§ Exercise instructions:
**A.** Summarize the methodology page in two sentences.
**B.** Reproduce verbatim the portion of the methodology page between "- Every fact" and "gaps with estimates.", inclusive.

§ Text for analysis:
★ ★ ★ ★ ★

Methodology
SettleMetric exists because relocation data is usually either crowdsourced (manipulable) or a black box. Our answer is radical transparency: this page publishes every rule we score by. If you disagree with a weight — change it, right here.
Data sourcing
- Taxes and laws come only from official government sources — tax authorities, immigration services, official gazettes. Never from blogs or aggregators.
- Statistics come from open data (OECD, World Bank, UNODC, NOAA/WMO, M-Lab) or national statistics offices.
- Every fact carries its source link, effective date, and the date we last verified it — the ⓘ mark next to every number.
- When we can’t verify something, we show "no verified data" — we never guess and never fill gaps with estimates.
- Tax schemes ship with hand-computed examples that our calculation engine must reproduce in automated tests — the dataset is self-verifying.
Scoring formula
Each criterion maps its raw value to a 0–10 score through fixed, published anchors (piecewise-linear interpolation) or a categorical table — not relative rankings, so adding a new country never changes existing scores. Then:
category score = Σ(criterion weight × score) / Σ(weights)over criteria with dataoverall = Σ(category weight × category score) / Σ(category weights)over categories with data- Missing data is excluded, never imputed; if less than 50% of criteria have data, the overall score is suppressed entirely.
- Cities inherit country-level values (taxes, visas, crypto rules) — marked "country-level" wherever shown.
Adjust the weights yourself
The default weights below are our editorial judgment — your priorities differ. Move the sliders; the ranking recomputes with the exact same formula and encodes into the URL so you can share your view.

★ ★ ★ ★ ★

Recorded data
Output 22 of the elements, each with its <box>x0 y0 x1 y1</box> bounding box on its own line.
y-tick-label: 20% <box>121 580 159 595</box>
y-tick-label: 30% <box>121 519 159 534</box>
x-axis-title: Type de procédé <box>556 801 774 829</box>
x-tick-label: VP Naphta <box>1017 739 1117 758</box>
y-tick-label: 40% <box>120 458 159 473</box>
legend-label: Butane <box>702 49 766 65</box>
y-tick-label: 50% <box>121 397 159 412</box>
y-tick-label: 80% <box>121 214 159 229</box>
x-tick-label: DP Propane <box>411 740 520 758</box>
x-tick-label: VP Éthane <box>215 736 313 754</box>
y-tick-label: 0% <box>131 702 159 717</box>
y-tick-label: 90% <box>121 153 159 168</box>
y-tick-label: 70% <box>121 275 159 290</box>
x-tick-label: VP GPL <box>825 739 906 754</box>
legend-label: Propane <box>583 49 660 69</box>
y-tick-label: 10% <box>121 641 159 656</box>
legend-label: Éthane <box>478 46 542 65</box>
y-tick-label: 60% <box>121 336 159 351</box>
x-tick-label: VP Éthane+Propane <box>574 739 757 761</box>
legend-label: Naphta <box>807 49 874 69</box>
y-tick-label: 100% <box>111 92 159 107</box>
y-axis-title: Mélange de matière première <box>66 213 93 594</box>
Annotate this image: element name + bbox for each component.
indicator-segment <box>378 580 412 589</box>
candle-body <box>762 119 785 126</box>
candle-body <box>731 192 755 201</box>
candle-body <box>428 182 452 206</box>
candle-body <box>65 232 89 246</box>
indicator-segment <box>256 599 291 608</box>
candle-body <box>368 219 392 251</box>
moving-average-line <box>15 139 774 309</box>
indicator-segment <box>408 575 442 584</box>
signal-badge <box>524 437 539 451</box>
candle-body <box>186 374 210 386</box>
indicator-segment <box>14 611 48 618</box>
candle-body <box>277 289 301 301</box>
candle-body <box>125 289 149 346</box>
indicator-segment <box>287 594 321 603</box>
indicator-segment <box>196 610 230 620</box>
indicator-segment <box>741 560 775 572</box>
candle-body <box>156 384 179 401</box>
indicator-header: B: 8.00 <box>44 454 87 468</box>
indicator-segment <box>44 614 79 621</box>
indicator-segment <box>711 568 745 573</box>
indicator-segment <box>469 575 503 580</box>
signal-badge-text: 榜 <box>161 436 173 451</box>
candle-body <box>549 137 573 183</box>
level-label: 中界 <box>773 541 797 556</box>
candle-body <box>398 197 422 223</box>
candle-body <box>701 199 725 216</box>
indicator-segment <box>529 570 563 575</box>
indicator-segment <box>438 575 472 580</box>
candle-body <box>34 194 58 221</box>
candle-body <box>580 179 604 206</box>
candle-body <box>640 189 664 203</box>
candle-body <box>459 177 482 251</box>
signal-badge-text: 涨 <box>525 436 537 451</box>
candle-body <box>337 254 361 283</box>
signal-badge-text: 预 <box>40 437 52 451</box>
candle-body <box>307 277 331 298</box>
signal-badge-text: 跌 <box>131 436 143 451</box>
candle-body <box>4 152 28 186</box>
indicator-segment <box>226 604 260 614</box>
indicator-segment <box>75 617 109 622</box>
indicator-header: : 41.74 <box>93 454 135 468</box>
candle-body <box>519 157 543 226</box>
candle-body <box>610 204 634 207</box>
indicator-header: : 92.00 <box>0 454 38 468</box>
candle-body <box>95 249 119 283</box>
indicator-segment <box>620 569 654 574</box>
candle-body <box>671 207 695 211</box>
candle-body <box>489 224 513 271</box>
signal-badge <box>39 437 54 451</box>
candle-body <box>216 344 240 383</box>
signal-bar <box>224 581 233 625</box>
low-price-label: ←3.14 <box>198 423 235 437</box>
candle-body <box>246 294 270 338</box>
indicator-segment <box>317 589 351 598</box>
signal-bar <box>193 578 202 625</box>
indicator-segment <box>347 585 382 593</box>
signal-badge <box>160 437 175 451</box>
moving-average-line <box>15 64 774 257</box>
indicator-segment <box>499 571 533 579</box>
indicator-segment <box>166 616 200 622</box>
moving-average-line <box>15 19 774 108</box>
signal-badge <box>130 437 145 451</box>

★ ★ ★ ★ ★

§ Exercise results:
**A.** SettleMetric takes taxes and laws only from official government sources and statistics from open data or national statistics offices, gives every fact a source link and dates, and shows "no verified data" instead of guessing. Each criterion is scored from 0 to 10 against fixed, published anchors or a categorical table, missing data is excluded rather than imputed, and users can move sliders to change the default weights and recompute the ranking.

**B.**
- Every fact carries its source link, effective date, and the date we last verified it — the ⓘ mark next to every number.
- When we can’t verify something, we show "no verified data" — we never guess and never fill gaps with estimates.